(Dataset entries)
****************

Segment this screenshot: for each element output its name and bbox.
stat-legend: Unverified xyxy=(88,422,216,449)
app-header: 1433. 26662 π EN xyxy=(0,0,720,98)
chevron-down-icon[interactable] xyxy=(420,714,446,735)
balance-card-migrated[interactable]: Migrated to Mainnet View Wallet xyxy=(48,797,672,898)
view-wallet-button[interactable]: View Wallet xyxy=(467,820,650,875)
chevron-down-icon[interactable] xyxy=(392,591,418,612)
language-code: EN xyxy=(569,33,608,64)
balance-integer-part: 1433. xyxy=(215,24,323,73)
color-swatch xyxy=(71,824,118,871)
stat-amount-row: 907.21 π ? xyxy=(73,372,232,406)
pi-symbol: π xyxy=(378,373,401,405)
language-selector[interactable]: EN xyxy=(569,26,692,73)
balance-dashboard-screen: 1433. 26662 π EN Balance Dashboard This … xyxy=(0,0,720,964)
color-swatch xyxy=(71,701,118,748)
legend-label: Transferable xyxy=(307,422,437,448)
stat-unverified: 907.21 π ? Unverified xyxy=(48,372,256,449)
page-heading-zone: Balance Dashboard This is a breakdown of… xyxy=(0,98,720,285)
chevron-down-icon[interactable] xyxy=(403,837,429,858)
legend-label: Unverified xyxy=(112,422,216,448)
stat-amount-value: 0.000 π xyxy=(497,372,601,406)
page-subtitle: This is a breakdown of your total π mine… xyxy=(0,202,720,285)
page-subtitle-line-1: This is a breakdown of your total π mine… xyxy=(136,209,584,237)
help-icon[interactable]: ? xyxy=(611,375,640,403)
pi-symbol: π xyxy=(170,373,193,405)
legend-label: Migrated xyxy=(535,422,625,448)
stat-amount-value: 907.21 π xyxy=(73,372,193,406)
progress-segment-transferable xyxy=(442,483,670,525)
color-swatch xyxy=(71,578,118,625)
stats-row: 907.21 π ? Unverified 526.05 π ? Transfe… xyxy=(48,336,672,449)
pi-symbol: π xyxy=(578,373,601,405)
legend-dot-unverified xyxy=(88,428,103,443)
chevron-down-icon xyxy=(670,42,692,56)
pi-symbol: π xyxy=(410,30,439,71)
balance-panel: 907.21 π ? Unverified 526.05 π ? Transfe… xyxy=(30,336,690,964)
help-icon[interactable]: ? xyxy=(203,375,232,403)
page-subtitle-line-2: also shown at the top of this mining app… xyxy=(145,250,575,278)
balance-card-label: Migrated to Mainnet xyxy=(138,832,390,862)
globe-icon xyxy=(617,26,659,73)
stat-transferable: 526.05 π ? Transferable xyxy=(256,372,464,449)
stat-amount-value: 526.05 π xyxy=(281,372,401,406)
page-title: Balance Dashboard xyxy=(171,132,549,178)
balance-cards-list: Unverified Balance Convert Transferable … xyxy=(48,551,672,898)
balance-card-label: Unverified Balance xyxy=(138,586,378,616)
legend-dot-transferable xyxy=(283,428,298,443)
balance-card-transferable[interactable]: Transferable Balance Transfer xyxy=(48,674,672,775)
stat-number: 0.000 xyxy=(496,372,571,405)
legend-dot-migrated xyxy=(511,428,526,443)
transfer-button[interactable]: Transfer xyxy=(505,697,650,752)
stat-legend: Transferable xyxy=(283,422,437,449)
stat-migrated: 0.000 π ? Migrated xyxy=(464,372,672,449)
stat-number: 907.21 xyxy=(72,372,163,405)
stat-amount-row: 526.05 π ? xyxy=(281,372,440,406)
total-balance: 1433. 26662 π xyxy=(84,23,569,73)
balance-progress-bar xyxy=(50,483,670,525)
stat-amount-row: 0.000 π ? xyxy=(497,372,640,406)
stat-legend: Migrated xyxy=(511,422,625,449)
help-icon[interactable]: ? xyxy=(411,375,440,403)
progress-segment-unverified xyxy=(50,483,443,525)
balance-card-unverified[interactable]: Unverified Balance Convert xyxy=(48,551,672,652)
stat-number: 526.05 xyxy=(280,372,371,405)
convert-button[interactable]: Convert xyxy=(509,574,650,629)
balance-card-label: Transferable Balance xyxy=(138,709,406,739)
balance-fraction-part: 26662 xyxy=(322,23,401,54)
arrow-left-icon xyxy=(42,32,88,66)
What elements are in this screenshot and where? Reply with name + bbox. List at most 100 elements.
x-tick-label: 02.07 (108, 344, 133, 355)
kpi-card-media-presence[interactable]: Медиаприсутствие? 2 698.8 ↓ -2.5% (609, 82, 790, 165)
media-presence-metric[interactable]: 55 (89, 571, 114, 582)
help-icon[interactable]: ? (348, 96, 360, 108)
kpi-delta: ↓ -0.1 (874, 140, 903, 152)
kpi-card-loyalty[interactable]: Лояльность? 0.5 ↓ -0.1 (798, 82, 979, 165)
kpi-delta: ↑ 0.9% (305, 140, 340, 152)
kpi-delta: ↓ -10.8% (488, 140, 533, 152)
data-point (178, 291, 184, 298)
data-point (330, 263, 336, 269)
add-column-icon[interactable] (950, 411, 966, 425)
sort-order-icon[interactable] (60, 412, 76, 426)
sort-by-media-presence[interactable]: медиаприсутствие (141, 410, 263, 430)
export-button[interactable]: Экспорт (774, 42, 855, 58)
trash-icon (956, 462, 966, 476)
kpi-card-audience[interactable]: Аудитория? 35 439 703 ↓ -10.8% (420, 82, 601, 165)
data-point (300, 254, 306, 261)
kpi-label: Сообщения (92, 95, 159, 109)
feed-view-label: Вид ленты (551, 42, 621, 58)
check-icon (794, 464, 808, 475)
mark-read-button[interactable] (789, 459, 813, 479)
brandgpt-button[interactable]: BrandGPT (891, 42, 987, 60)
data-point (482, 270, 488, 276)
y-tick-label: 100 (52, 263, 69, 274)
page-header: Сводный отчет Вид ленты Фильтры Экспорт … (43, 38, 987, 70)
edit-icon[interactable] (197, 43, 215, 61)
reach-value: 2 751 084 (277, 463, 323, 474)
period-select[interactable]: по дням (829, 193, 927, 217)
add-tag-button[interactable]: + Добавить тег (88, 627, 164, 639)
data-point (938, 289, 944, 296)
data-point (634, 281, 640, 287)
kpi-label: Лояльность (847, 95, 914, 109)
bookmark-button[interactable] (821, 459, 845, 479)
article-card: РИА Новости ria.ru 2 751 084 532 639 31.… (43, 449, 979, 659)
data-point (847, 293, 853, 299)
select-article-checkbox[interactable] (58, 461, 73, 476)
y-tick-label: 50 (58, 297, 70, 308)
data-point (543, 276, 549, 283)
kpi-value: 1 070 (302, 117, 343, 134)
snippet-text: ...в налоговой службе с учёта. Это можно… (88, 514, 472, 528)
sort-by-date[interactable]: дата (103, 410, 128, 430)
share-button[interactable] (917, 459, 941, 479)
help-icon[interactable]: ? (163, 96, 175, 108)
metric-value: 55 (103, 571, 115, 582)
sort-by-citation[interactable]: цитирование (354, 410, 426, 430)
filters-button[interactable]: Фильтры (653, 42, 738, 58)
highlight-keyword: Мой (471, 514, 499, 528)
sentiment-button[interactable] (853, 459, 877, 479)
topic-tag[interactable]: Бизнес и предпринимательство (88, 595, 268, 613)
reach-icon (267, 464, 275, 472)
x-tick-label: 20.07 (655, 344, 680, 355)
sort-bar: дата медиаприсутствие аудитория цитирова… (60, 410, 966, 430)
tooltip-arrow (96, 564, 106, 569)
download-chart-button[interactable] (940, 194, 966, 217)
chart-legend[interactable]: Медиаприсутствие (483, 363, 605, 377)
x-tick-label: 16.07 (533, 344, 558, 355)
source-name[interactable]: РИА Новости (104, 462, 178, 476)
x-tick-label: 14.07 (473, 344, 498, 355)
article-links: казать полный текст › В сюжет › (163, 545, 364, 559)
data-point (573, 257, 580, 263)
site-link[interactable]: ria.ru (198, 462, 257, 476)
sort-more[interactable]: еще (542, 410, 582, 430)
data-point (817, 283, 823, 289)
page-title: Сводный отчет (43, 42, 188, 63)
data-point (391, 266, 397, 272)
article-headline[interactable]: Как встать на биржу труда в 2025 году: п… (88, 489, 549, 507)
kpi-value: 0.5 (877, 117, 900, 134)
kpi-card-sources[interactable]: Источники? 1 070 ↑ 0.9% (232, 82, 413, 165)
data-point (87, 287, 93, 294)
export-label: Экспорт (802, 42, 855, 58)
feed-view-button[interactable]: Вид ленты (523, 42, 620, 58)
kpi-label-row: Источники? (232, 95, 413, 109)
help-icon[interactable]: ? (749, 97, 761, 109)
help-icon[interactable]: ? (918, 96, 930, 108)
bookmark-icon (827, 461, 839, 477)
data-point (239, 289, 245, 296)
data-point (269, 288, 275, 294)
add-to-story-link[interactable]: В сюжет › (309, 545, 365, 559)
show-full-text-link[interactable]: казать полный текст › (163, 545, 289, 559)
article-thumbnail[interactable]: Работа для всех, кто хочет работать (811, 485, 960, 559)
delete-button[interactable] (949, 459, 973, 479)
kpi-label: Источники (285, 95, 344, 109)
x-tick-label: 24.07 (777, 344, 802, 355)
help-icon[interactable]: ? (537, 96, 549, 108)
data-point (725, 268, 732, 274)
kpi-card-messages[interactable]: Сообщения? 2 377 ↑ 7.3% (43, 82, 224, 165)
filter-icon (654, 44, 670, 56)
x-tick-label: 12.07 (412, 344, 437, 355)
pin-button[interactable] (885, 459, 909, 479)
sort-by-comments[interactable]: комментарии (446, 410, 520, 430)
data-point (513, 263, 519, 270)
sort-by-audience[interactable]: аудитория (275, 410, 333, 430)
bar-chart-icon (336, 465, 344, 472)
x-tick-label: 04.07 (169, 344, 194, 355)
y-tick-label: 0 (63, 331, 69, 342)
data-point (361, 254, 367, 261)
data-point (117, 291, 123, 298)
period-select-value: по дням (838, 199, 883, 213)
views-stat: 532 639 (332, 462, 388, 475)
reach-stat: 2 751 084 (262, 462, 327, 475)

****************

**THE REQUEST**. Could you return, word for word, the entries from the very first line through the line containing "chevron-down-icon[interactable] xyxy=(420,714,446,735)", with that line included?

**RESPONSE TO THE EXERCISE**.
Segment this screenshot: for each element output its name and bbox.
stat-legend: Unverified xyxy=(88,422,216,449)
app-header: 1433. 26662 π EN xyxy=(0,0,720,98)
chevron-down-icon[interactable] xyxy=(420,714,446,735)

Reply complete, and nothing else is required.